↓

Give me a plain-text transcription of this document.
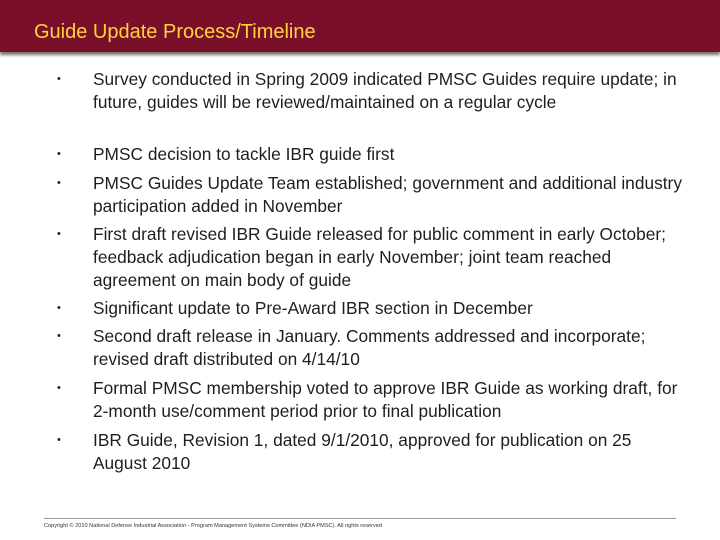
Guide Update Process/Timeline
• Survey conducted in Spring 2009 indicated PMSC Guides require update; in future, guides will be reviewed/maintained on a regular cycle
• PMSC decision to tackle IBR guide first
• PMSC Guides Update Team established; government and additional industry participation added in November
• First draft revised IBR Guide released for public comment in early October; feedback adjudication began in early November; joint team reached agreement on main body of guide
• Significant update to Pre-Award IBR section in December
• Second draft release in January. Comments addressed and incorporate; revised draft distributed on 4/14/10
• Formal PMSC membership voted to approve IBR Guide as working draft, for 2-month use/comment period prior to final publication
• IBR Guide, Revision 1, dated 9/1/2010, approved for publication on 25 August 2010
Copyright © 2010 National Defense Industrial Association - Program Management Systems Committee (NDIA PMSC). All rights reserved
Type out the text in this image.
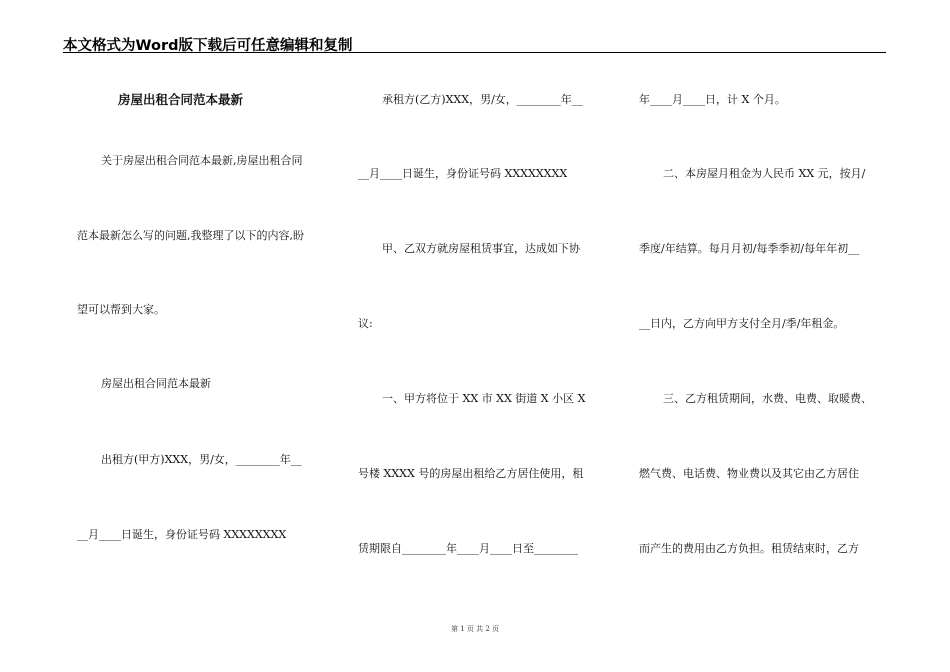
本文格式为Word版下载后可任意编辑和复制
房屋出租合同范本最新
关于房屋出租合同范本最新,房屋出租合同
范本最新怎么写的问题,我整理了以下的内容,盼
望可以帮到大家。
房屋出租合同范本最新
出租方(甲方)XXX，男/女，________年__
__月____日诞生，身份证号码 XXXXXXXX
承租方(乙方)XXX，男/女，________年__
__月____日诞生，身份证号码 XXXXXXXX
甲、乙双方就房屋租赁事宜，达成如下协
议:
一、甲方将位于 XX 市 XX 街道 X 小区 X
号楼 XXXX 号的房屋出租给乙方居住使用，租
赁期限自________年____月____日至________
年____月____日，计 X 个月。
二、本房屋月租金为人民币 XX 元，按月/
季度/年结算。每月月初/每季季初/每年年初__
__日内，乙方向甲方支付全月/季/年租金。
三、乙方租赁期间，水费、电费、取暖费、
燃气费、电话费、物业费以及其它由乙方居住
而产生的费用由乙方负担。租赁结束时，乙方
第 1 页 共 2 页
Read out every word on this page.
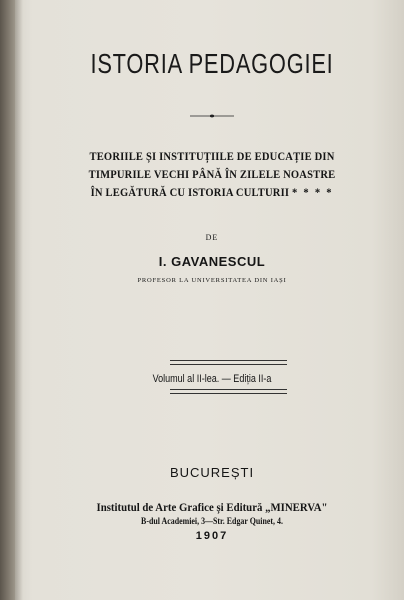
ISTORIA PEDAGOGIEI
TEORIILE ȘI INSTITUȚIILE DE EDUCAȚIE DIN
TIMPURILE VECHI PÂNĂ ÎN ZILELE NOASTRE
ÎN LEGĂTURĂ CU ISTORIA CULTURII * * * *
DE
I. GAVANESCUL
PROFESOR LA UNIVERSITATEA DIN IAȘI
Volumul al II-lea. — Ediția II-a
BUCUREȘTI
Institutul de Arte Grafice și Editură „MINERVA"
B-dul Academiei, 3—Str. Edgar Quinet, 4.
1907
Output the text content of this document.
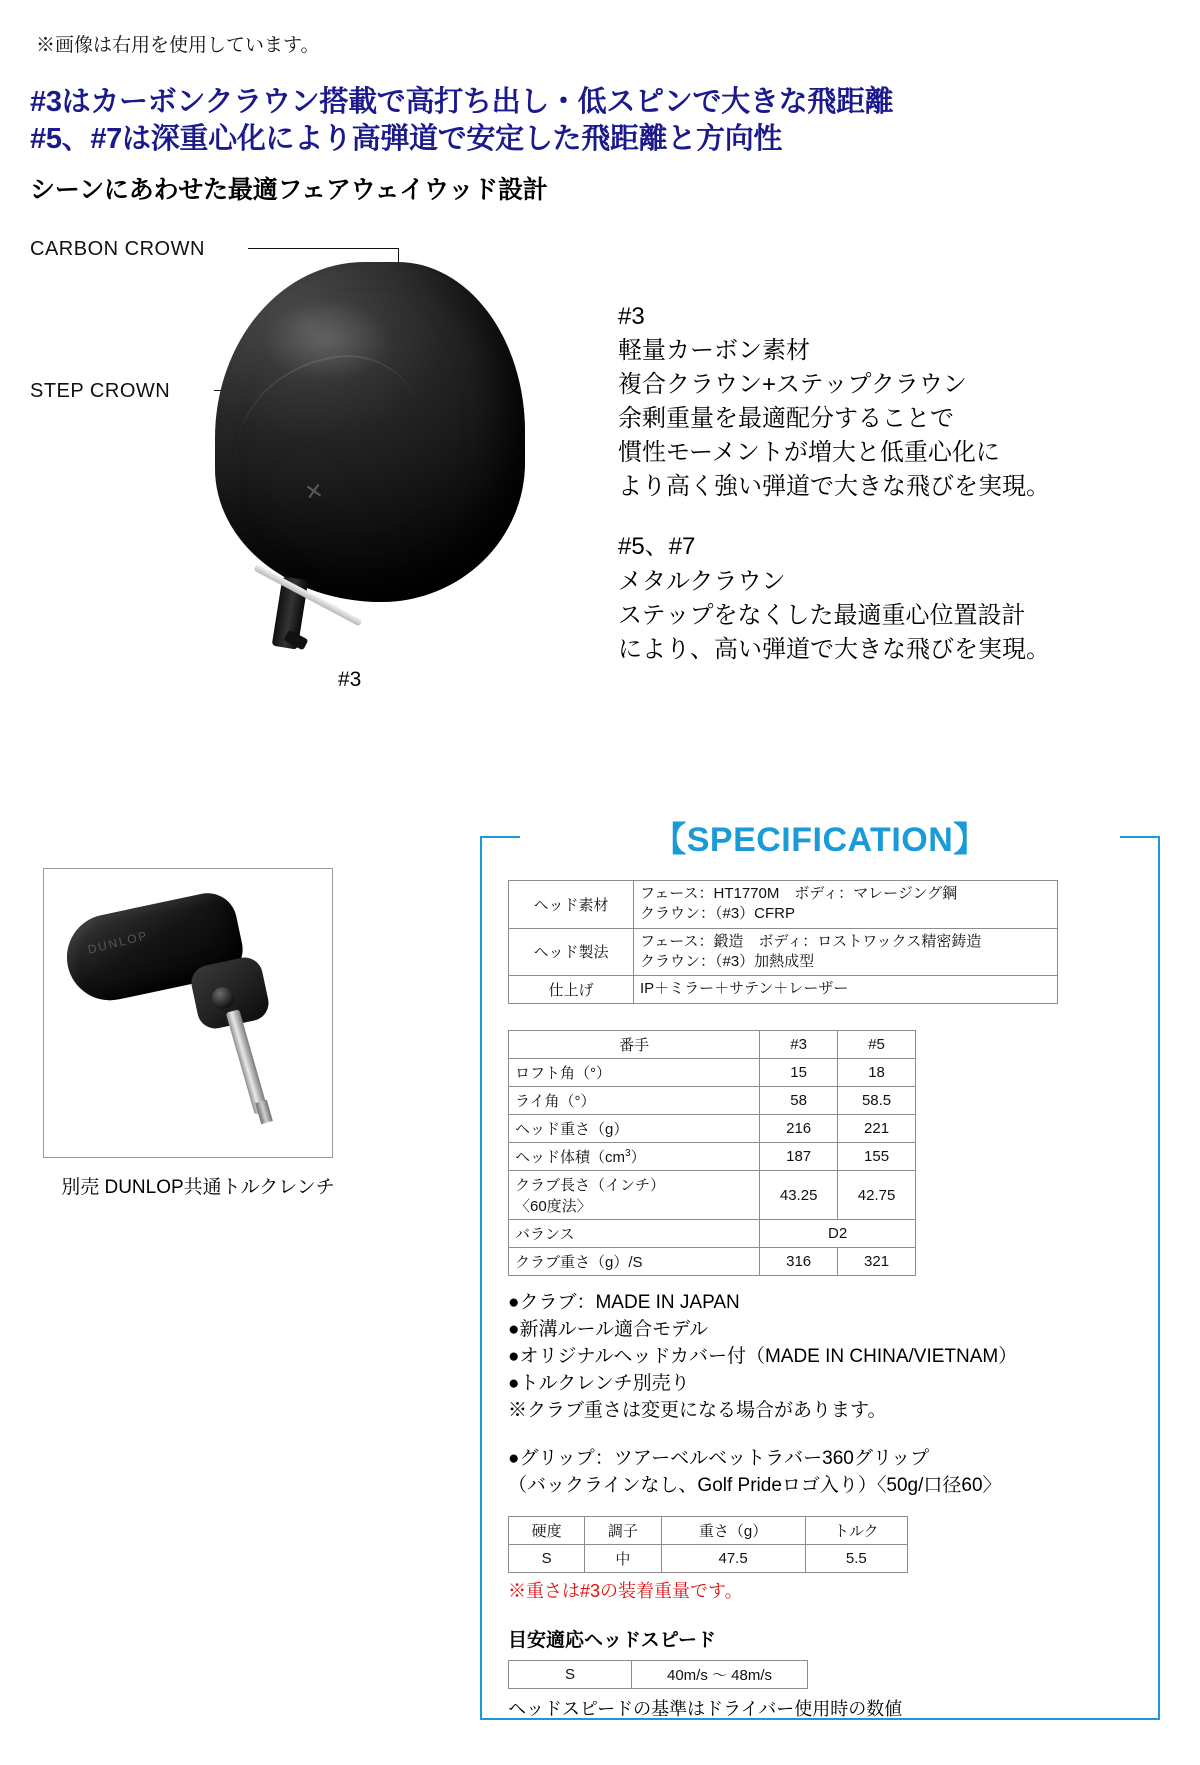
※画像は右用を使用しています。
#3はカーボンクラウン搭載で高打ち出し・低スピンで大きな飛距離
#5、#7は深重心化により高弾道で安定した飛距離と方向性
シーンにあわせた最適フェアウェイウッド設計
CARBON CROWN
STEP CROWN
✕
#3
#3
軽量カーボン素材
複合クラウン+ステップクラウン
余剰重量を最適配分することで
慣性モーメントが増大と低重心化に
より高く強い弾道で大きな飛びを実現。
#5、#7
メタルクラウン
ステップをなくした最適重心位置設計
により、高い弾道で大きな飛びを実現。
DUNLOP
別売 DUNLOP共通トルクレンチ
【SPECIFICATION】
ヘッド素材	フェース：HT1770M　ボディ：マレージング鋼
クラウン：（#3）CFRP

ヘッド製法	フェース：鍛造　ボディ：ロストワックス精密鋳造
クラウン：（#3）加熱成型

仕上げ	IP＋ミラー＋サテン＋レーザー
番手	#3	#5
ロフト角（°）	15	18
ライ角（°）	58	58.5
ヘッド重さ（g）	216	221
ヘッド体積$(cm^3)$	187	155

クラブ長さ（インチ）
〈60度法〉	43.25	42.75
バランス	D2	
クラブ重さ（g）/S	316	321
●クラブ：MADE IN JAPAN
●新溝ルール適合モデル
●オリジナルヘッドカバー付（MADE IN CHINA/VIETNAM）
●トルクレンチ別売り
※クラブ重さは変更になる場合があります。
●グリップ：ツアーベルベットラバー360グリップ
（バックラインなし、Golf Prideロゴ入り）〈50g/口径60〉
硬度	調子	重さ（g）	トルク
S	中	47.5	5.5
※重さは#3の装着重量です。
目安適応ヘッドスピード
S	40m/s ～ 48m/s
ヘッドスピードの基準はドライバー使用時の数値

↑

Written instruction: Transcribe the records above exactly as they appear, leaving out any pictures.

Exercise solution:
Give me a plain-text transcription of this document.
Guide Update Process/Timeline
• Survey conducted in Spring 2009 indicated PMSC Guides require update; in future, guides will be reviewed/maintained on a regular cycle
• PMSC decision to tackle IBR guide first
• PMSC Guides Update Team established; government and additional industry participation added in November
• First draft revised IBR Guide released for public comment in early October; feedback adjudication began in early November; joint team reached agreement on main body of guide
• Significant update to Pre-Award IBR section in December
• Second draft release in January. Comments addressed and incorporate; revised draft distributed on 4/14/10
• Formal PMSC membership voted to approve IBR Guide as working draft, for 2-month use/comment period prior to final publication
• IBR Guide, Revision 1, dated 9/1/2010, approved for publication on 25 August 2010
Copyright © 2010 National Defense Industrial Association - Program Management Systems Committee (NDIA PMSC). All rights reserved
Type out the text in this image.
本文格式为Word版下载后可任意编辑和复制
房屋出租合同范本最新
关于房屋出租合同范本最新,房屋出租合同
范本最新怎么写的问题,我整理了以下的内容,盼
望可以帮到大家。
房屋出租合同范本最新
出租方(甲方)XXX，男/女，________年__
__月____日诞生，身份证号码 XXXXXXXX
承租方(乙方)XXX，男/女，________年__
__月____日诞生，身份证号码 XXXXXXXX
甲、乙双方就房屋租赁事宜，达成如下协
议:
一、甲方将位于 XX 市 XX 街道 X 小区 X
号楼 XXXX 号的房屋出租给乙方居住使用，租
赁期限自________年____月____日至________
年____月____日，计 X 个月。
二、本房屋月租金为人民币 XX 元，按月/
季度/年结算。每月月初/每季季初/每年年初__
__日内，乙方向甲方支付全月/季/年租金。
三、乙方租赁期间，水费、电费、取暖费、
燃气费、电话费、物业费以及其它由乙方居住
而产生的费用由乙方负担。租赁结束时，乙方
第 1 页 共 2 页
Read out every word on this page.
ISTORIA PEDAGOGIEI
TEORIILE ȘI INSTITUȚIILE DE EDUCAȚIE DIN
TIMPURILE VECHI PÂNĂ ÎN ZILELE NOASTRE
ÎN LEGĂTURĂ CU ISTORIA CULTURII * * * *
DE
I. GAVANESCUL
PROFESOR LA UNIVERSITATEA DIN IAȘI
Volumul al II-lea. — Ediția II-a
BUCUREȘTI
Institutul de Arte Grafice și Editură „MINERVA"
B-dul Academiei, 3—Str. Edgar Quinet, 4.
1907
Output the text content of this document.
※画像は右用を使用しています。
#3はカーボンクラウン搭載で高打ち出し・低スピンで大きな飛距離
#5、#7は深重心化により高弾道で安定した飛距離と方向性
シーンにあわせた最適フェアウェイウッド設計
CARBON CROWN
STEP CROWN
✕
#3
#3
軽量カーボン素材
複合クラウン+ステップクラウン
余剰重量を最適配分することで
慣性モーメントが増大と低重心化に
より高く強い弾道で大きな飛びを実現。
#5、#7
メタルクラウン
ステップをなくした最適重心位置設計
により、高い弾道で大きな飛びを実現。
DUNLOP
別売 DUNLOP共通トルクレンチ
【SPECIFICATION】
ヘッド素材	フェース：HT1770M　ボディ：マレージング鋼
クラウン：（#3）CFRP

ヘッド製法	フェース：鍛造　ボディ：ロストワックス精密鋳造
クラウン：（#3）加熱成型

仕上げ	IP＋ミラー＋サテン＋レーザー
番手	#3	#5
ロフト角（°）	15	18
ライ角（°）	58	58.5
ヘッド重さ（g）	216	221
ヘッド体積$(cm^3)$	187	155

クラブ長さ（インチ）
〈60度法〉	43.25	42.75
バランス	D2	
クラブ重さ（g）/S	316	321
●クラブ：MADE IN JAPAN
●新溝ルール適合モデル
●オリジナルヘッドカバー付（MADE IN CHINA/VIETNAM）
●トルクレンチ別売り
※クラブ重さは変更になる場合があります。
●グリップ：ツアーベルベットラバー360グリップ
（バックラインなし、Golf Prideロゴ入り）〈50g/口径60〉
硬度	調子	重さ（g）	トルク
S	中	47.5	5.5
※重さは#3の装着重量です。
目安適応ヘッドスピード
S	40m/s ～ 48m/s
ヘッドスピードの基準はドライバー使用時の数値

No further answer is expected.